Start of MATERIAL FOR THIS TASK
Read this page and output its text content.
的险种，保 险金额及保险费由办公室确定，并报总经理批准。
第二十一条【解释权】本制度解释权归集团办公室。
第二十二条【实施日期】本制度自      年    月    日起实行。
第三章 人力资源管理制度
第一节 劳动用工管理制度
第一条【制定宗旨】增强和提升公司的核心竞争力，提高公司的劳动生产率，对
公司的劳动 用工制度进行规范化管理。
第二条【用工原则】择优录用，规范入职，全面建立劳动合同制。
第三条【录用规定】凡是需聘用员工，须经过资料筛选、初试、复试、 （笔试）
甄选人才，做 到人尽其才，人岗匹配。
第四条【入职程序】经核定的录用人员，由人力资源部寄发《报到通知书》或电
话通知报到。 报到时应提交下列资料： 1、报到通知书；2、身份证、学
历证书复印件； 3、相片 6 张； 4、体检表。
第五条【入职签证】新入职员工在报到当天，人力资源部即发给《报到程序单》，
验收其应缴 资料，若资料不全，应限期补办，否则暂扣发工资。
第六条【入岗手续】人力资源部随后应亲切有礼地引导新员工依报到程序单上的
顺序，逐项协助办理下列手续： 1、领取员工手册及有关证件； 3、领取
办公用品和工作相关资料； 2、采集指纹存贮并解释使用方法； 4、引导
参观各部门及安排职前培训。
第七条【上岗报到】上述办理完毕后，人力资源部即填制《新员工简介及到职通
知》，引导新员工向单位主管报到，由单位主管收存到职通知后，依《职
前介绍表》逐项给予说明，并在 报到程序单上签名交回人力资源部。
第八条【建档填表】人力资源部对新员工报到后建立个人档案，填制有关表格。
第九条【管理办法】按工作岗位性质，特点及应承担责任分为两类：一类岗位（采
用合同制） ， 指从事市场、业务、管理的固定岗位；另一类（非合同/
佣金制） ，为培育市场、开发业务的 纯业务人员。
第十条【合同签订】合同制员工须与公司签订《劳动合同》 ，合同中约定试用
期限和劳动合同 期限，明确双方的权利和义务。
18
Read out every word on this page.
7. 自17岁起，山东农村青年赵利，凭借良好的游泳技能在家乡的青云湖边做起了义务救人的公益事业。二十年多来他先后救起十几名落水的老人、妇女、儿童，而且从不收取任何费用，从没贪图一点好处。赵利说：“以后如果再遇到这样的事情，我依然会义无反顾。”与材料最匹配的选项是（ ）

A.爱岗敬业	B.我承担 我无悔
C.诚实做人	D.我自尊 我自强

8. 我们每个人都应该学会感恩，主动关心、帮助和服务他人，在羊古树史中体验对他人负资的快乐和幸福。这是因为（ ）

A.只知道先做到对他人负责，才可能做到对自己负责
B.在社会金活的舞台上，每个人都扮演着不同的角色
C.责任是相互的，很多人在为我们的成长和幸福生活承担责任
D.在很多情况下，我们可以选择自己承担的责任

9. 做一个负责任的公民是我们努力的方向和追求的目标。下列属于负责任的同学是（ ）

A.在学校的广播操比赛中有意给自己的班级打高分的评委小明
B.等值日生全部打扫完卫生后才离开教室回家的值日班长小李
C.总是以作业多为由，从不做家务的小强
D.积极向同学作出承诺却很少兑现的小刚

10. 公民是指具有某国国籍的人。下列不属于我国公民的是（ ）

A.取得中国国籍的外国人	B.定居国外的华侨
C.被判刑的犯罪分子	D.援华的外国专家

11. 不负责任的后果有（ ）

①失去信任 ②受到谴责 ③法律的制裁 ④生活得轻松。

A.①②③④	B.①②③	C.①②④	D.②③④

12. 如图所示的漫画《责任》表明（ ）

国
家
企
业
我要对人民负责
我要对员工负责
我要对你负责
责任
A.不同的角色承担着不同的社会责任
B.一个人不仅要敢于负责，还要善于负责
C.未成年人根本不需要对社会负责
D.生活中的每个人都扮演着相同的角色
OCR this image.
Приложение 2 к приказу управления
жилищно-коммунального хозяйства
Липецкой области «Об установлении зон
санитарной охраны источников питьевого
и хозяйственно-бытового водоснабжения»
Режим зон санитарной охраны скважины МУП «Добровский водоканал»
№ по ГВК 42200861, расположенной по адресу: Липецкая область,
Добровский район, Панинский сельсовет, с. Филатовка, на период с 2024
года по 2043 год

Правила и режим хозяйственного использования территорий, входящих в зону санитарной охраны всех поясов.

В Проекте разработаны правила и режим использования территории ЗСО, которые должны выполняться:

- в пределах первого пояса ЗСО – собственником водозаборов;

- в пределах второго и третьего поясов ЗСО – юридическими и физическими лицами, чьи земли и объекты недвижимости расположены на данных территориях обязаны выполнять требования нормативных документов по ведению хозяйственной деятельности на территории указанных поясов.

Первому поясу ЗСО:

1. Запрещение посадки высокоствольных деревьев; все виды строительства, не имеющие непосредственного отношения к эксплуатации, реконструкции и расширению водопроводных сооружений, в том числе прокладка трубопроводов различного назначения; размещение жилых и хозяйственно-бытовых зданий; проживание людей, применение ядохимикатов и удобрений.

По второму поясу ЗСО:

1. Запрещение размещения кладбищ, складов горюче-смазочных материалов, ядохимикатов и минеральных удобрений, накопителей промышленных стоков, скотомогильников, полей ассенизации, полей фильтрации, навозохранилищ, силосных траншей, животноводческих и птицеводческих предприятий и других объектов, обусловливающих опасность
End of MATERIAL FOR THIS TASK
» STATED EXERCISE
Across the entries above, how many lines contain "охраны"? Provide only the count.

» SOLVED EXERCISE
3